>> begin Input material
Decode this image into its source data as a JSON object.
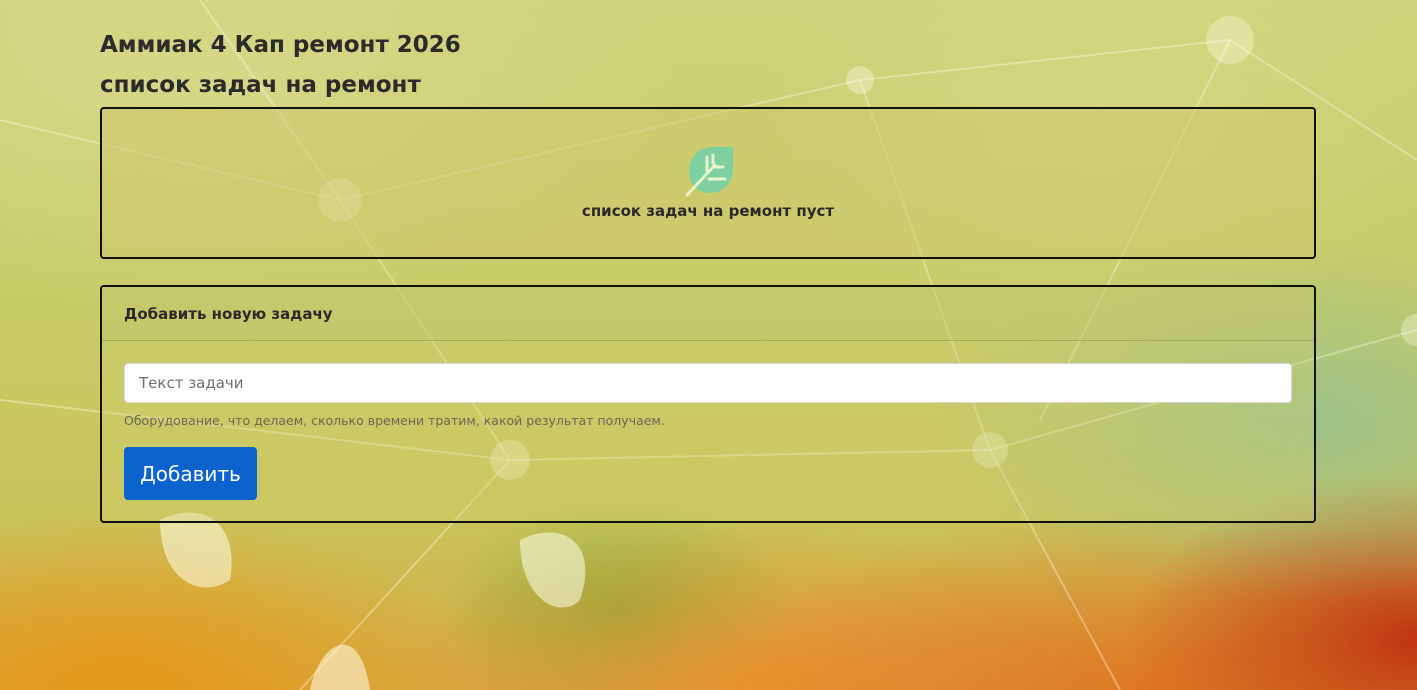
{
  "header": {
    "title": "Аммиак 4 Кап ремонт 2026",
    "subtitle": "список задач на ремонт"
  },
  "task_list": {
    "empty_icon": "leaf-icon",
    "empty_text": "список задач на ремонт пуст"
  },
  "add_form": {
    "header": "Добавить новую задачу",
    "input_placeholder": "Текст задачи",
    "input_value": "",
    "hint": "Оборудование, что делаем, сколько времени тратим, какой результат получаем.",
    "submit_label": "Добавить"
  },
  "colors": {
    "primary_button": "#0b63ce",
    "icon_green": "#7fd0a0",
    "card_border": "#111111"
  }
}
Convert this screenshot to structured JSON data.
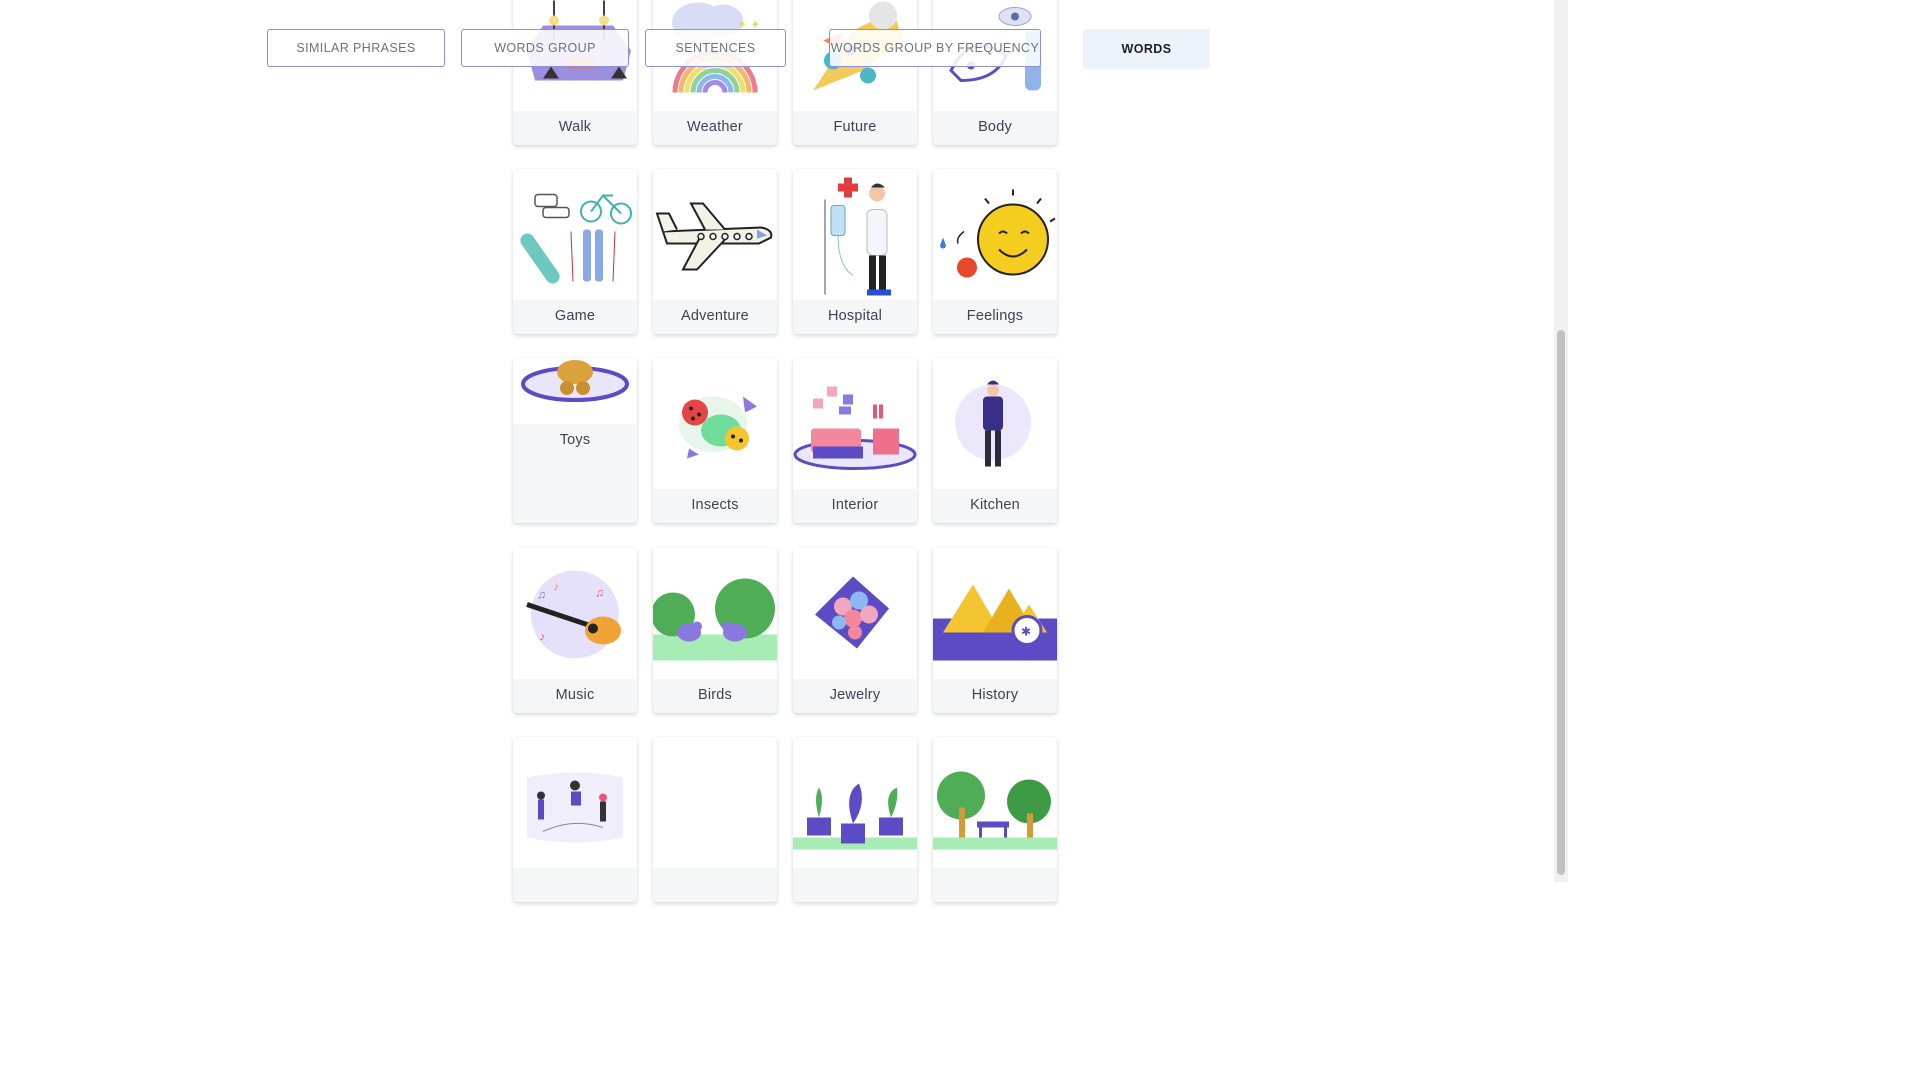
{
  "tabs": [
    {
      "label": "SIMILAR PHRASES"
    },
    {
      "label": "WORDS GROUP"
    },
    {
      "label": "SENTENCES"
    },
    {
      "label": "WORDS GROUP BY FREQUENCY"
    },
    {
      "label": "WORDS",
      "active": true
    }
  ],
  "cards": [
    {
      "label": "Walk"
    },
    {
      "label": "Weather"
    },
    {
      "label": "Future"
    },
    {
      "label": "Body"
    },
    {
      "label": "Game"
    },
    {
      "label": "Adventure"
    },
    {
      "label": "Hospital"
    },
    {
      "label": "Feelings"
    },
    {
      "label": "Toys"
    },
    {
      "label": "Insects"
    },
    {
      "label": "Interior"
    },
    {
      "label": "Kitchen"
    },
    {
      "label": "Music"
    },
    {
      "label": "Birds"
    },
    {
      "label": "Jewelry"
    },
    {
      "label": "History"
    },
    {
      "label": ""
    },
    {
      "label": ""
    },
    {
      "label": ""
    },
    {
      "label": ""
    }
  ],
  "colors": {
    "accent": "#5b4bc4",
    "tab_border": "#8a8fd6",
    "active_tab_bg": "#eef2fb"
  }
}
>> end Input material
## Job
Repeat the material verbatim. Do not carry over any picture.

## Finished answer
Decode this image into its source data as a JSON object.
{
  "header": {
    "title": "Аммиак 4 Кап ремонт 2026",
    "subtitle": "список задач на ремонт"
  },
  "task_list": {
    "empty_icon": "leaf-icon",
    "empty_text": "список задач на ремонт пуст"
  },
  "add_form": {
    "header": "Добавить новую задачу",
    "input_placeholder": "Текст задачи",
    "input_value": "",
    "hint": "Оборудование, что делаем, сколько времени тратим, какой результат получаем.",
    "submit_label": "Добавить"
  },
  "colors": {
    "primary_button": "#0b63ce",
    "icon_green": "#7fd0a0",
    "card_border": "#111111"
  }
}
Convert this screenshot to structured JSON data.
{
  "tabs": [
    {
      "label": "SIMILAR PHRASES"
    },
    {
      "label": "WORDS GROUP"
    },
    {
      "label": "SENTENCES"
    },
    {
      "label": "WORDS GROUP BY FREQUENCY"
    },
    {
      "label": "WORDS",
      "active": true
    }
  ],
  "cards": [
    {
      "label": "Walk"
    },
    {
      "label": "Weather"
    },
    {
      "label": "Future"
    },
    {
      "label": "Body"
    },
    {
      "label": "Game"
    },
    {
      "label": "Adventure"
    },
    {
      "label": "Hospital"
    },
    {
      "label": "Feelings"
    },
    {
      "label": "Toys"
    },
    {
      "label": "Insects"
    },
    {
      "label": "Interior"
    },
    {
      "label": "Kitchen"
    },
    {
      "label": "Music"
    },
    {
      "label": "Birds"
    },
    {
      "label": "Jewelry"
    },
    {
      "label": "History"
    },
    {
      "label": ""
    },
    {
      "label": ""
    },
    {
      "label": ""
    },
    {
      "label": ""
    }
  ],
  "colors": {
    "accent": "#5b4bc4",
    "tab_border": "#8a8fd6",
    "active_tab_bg": "#eef2fb"
  }
}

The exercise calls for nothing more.